● **What you should do**:
Take every line from the listing below that contains "stroke".

● **Task inputs**:
+ + + + + + +

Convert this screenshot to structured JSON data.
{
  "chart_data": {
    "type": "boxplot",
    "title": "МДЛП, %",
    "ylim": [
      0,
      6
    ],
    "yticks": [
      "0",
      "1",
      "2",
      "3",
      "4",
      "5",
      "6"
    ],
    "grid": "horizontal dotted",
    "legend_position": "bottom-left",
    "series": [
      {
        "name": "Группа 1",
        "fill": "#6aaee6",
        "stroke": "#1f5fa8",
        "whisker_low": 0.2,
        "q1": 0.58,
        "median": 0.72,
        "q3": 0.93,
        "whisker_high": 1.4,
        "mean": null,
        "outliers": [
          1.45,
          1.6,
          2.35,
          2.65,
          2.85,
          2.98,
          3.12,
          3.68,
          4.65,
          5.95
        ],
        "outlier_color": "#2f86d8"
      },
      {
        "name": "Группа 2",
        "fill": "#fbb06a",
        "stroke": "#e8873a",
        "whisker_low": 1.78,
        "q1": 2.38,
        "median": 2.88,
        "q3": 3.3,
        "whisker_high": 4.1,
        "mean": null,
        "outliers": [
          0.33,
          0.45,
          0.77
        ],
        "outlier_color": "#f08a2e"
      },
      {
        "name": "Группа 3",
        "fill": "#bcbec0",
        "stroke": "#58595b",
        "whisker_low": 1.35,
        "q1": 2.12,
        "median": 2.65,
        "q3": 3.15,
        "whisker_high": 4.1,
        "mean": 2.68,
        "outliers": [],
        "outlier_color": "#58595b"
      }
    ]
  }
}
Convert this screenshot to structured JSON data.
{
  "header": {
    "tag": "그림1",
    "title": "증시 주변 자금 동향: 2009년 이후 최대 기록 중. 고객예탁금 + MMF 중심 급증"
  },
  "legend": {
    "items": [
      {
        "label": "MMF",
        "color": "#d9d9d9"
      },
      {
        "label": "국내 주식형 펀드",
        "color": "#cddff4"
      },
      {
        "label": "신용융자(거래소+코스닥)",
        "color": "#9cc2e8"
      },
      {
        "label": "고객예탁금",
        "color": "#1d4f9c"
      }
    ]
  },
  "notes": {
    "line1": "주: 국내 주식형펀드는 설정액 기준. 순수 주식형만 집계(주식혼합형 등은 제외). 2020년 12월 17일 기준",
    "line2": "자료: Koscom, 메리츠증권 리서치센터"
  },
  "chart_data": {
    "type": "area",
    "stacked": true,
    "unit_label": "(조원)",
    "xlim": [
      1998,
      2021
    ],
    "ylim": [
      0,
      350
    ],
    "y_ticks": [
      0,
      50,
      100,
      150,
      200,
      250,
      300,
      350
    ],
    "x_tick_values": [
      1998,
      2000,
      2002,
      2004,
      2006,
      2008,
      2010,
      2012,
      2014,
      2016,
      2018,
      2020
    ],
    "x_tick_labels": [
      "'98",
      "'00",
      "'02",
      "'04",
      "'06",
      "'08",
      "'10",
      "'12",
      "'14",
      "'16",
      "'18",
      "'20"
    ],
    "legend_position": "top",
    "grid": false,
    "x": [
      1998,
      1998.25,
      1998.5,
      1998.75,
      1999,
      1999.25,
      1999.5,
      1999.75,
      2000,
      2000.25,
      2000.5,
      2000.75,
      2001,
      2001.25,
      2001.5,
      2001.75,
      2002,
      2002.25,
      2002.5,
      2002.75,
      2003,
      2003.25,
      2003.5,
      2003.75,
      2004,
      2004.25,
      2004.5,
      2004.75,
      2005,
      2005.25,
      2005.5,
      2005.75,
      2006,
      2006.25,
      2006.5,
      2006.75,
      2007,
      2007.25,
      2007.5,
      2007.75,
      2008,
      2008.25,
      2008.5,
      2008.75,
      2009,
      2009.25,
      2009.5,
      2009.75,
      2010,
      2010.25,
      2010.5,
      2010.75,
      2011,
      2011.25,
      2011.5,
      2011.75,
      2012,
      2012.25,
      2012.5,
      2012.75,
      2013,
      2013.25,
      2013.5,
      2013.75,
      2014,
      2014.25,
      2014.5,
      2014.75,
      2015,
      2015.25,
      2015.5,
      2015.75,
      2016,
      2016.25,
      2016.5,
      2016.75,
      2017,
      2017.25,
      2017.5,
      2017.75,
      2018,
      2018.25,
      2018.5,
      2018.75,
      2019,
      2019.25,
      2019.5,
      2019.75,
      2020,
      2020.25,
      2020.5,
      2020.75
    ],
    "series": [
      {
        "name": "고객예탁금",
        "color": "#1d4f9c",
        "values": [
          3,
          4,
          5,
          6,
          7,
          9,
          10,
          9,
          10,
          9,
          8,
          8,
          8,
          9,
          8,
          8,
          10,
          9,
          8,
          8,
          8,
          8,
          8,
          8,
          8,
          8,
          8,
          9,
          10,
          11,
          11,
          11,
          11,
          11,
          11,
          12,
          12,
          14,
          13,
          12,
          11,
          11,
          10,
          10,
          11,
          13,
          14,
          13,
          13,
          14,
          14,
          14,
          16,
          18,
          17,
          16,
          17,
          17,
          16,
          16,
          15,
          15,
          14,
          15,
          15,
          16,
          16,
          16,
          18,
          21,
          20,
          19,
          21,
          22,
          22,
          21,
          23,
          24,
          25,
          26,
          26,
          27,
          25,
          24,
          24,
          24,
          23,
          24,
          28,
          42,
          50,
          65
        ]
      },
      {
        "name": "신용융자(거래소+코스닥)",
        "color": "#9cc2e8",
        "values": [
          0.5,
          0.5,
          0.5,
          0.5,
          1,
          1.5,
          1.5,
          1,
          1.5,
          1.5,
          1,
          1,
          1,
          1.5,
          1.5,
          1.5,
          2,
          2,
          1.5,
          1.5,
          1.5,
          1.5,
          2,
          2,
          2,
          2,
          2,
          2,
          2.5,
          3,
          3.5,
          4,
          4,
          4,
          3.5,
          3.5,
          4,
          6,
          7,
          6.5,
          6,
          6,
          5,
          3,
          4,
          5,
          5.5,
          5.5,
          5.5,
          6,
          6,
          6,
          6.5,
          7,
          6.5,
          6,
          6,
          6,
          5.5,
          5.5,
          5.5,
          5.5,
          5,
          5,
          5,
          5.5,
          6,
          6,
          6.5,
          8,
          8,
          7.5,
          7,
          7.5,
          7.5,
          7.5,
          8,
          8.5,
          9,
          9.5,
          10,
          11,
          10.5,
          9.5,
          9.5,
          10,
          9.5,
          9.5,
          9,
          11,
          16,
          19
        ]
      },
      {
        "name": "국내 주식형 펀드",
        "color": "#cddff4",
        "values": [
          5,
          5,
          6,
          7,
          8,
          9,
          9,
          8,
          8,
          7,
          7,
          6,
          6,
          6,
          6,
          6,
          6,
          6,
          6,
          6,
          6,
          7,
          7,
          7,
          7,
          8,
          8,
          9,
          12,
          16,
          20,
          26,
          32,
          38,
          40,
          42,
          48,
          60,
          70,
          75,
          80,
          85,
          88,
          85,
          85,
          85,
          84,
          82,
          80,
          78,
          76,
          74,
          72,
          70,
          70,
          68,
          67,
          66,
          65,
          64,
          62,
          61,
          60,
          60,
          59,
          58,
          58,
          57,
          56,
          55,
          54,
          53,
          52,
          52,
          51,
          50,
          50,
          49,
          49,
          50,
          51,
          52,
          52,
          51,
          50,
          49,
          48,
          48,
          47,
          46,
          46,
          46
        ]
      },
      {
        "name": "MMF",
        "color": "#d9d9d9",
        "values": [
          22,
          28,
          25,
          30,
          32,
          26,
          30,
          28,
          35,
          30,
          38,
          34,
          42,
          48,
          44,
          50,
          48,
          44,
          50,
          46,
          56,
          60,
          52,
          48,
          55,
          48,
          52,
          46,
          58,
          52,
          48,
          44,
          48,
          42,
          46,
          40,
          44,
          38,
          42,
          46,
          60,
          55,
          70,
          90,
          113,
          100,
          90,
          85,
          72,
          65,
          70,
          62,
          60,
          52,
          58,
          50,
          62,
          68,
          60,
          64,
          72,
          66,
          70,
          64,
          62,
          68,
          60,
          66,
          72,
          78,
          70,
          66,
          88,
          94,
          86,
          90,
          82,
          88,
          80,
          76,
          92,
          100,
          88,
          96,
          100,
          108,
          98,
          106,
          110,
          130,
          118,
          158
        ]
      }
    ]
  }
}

+ + + + + + +

● **Response below**:
        "stroke": "#1f5fa8",
        "stroke": "#e8873a",
        "stroke": "#58595b",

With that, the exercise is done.